## Exercise brief
Among these lines, how many include "Jerry"? Answer only with the number.

Saved data entries:
────────────────
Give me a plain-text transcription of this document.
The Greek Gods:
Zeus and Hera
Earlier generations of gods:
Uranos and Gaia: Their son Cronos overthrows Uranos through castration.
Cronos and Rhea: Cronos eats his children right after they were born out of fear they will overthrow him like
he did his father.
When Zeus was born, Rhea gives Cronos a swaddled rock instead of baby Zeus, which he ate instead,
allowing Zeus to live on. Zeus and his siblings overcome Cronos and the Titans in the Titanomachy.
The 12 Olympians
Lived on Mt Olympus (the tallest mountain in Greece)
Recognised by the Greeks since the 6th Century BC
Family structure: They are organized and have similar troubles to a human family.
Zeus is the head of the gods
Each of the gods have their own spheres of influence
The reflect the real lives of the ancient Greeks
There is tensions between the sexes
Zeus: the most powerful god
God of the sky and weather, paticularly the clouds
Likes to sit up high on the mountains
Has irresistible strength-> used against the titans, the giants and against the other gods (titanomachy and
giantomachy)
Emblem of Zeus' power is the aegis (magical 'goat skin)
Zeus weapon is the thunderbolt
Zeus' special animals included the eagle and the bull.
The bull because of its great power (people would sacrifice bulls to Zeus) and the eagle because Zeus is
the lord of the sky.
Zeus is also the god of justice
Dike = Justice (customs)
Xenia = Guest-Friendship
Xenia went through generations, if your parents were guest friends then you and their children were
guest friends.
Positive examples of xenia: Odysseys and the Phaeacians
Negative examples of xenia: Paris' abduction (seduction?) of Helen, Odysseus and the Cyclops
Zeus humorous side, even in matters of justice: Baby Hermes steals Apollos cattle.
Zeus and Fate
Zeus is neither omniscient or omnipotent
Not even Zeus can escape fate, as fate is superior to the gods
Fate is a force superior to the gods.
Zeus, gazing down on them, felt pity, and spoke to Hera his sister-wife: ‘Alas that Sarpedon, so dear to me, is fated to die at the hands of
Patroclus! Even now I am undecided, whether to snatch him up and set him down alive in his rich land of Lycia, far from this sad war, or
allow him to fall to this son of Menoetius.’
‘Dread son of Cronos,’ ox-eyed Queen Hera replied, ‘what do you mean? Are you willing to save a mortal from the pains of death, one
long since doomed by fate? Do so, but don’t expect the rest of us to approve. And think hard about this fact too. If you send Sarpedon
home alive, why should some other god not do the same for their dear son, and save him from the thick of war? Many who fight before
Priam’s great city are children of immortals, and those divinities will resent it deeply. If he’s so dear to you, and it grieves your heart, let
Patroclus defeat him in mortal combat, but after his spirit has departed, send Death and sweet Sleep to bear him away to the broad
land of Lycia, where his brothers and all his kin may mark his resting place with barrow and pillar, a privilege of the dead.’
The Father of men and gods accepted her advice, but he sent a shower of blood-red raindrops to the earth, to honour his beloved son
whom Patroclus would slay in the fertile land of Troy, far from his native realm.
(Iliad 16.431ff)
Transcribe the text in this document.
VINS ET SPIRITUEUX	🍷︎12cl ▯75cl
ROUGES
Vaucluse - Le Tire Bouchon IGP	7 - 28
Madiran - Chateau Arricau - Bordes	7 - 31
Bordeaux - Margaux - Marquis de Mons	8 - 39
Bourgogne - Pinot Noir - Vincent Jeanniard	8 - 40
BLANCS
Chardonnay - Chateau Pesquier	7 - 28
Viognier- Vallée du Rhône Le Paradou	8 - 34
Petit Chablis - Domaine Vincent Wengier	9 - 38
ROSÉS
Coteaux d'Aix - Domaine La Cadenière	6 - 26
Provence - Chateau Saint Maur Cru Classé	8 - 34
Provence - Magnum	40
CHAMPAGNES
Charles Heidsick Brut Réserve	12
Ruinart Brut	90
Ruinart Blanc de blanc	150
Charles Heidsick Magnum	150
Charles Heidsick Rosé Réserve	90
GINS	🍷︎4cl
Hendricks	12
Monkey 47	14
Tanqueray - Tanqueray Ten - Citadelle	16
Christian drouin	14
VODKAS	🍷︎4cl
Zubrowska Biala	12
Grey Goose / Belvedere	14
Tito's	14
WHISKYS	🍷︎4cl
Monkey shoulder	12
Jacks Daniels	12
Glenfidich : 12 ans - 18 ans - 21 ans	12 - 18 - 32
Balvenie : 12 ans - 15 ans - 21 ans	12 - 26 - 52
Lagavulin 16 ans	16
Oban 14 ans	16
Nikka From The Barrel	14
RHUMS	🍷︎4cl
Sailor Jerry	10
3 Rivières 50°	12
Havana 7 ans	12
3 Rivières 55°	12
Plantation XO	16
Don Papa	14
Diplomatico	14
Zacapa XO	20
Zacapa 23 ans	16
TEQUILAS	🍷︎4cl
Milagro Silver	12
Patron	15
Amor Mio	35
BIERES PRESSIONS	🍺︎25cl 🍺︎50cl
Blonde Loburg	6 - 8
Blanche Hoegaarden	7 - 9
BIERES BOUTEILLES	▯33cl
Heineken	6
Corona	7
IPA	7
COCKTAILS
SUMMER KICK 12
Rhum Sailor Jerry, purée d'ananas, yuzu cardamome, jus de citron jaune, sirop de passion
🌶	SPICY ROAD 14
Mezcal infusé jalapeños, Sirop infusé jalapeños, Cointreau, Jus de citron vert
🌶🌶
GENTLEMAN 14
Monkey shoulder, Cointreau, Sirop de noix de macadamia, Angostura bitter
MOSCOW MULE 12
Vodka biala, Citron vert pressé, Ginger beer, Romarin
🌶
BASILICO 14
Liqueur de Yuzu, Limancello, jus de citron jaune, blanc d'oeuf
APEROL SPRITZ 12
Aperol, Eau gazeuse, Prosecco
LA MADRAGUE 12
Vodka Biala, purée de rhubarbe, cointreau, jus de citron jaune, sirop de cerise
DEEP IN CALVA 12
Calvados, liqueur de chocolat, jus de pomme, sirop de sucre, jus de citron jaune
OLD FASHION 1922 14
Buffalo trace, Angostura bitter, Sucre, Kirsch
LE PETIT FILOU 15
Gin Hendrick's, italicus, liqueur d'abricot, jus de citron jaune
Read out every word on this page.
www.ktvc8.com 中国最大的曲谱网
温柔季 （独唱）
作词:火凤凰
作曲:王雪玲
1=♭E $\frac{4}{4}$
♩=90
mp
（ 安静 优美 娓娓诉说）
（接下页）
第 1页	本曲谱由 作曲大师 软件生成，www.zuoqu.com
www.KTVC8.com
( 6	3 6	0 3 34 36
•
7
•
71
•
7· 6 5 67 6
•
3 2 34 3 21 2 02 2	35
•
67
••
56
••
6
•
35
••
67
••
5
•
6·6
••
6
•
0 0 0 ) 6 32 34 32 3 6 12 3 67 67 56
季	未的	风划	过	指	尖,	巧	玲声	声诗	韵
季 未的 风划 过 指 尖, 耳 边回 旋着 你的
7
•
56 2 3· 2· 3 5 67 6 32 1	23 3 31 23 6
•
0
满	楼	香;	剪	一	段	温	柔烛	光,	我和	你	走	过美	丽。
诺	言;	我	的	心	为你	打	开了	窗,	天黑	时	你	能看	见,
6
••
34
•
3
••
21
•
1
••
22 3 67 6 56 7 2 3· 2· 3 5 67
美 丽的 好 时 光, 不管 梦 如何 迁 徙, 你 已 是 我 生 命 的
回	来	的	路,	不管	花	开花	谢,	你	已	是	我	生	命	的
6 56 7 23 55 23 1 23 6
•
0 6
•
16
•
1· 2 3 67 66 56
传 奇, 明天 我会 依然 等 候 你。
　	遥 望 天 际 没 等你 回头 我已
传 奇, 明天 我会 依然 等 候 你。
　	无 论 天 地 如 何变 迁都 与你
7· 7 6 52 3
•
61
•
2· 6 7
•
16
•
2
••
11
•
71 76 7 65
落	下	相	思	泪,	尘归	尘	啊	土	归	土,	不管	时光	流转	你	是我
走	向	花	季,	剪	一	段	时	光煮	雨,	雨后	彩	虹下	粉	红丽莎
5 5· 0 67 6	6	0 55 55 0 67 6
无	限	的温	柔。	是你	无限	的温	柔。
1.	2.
────────────────
## Exercise result
2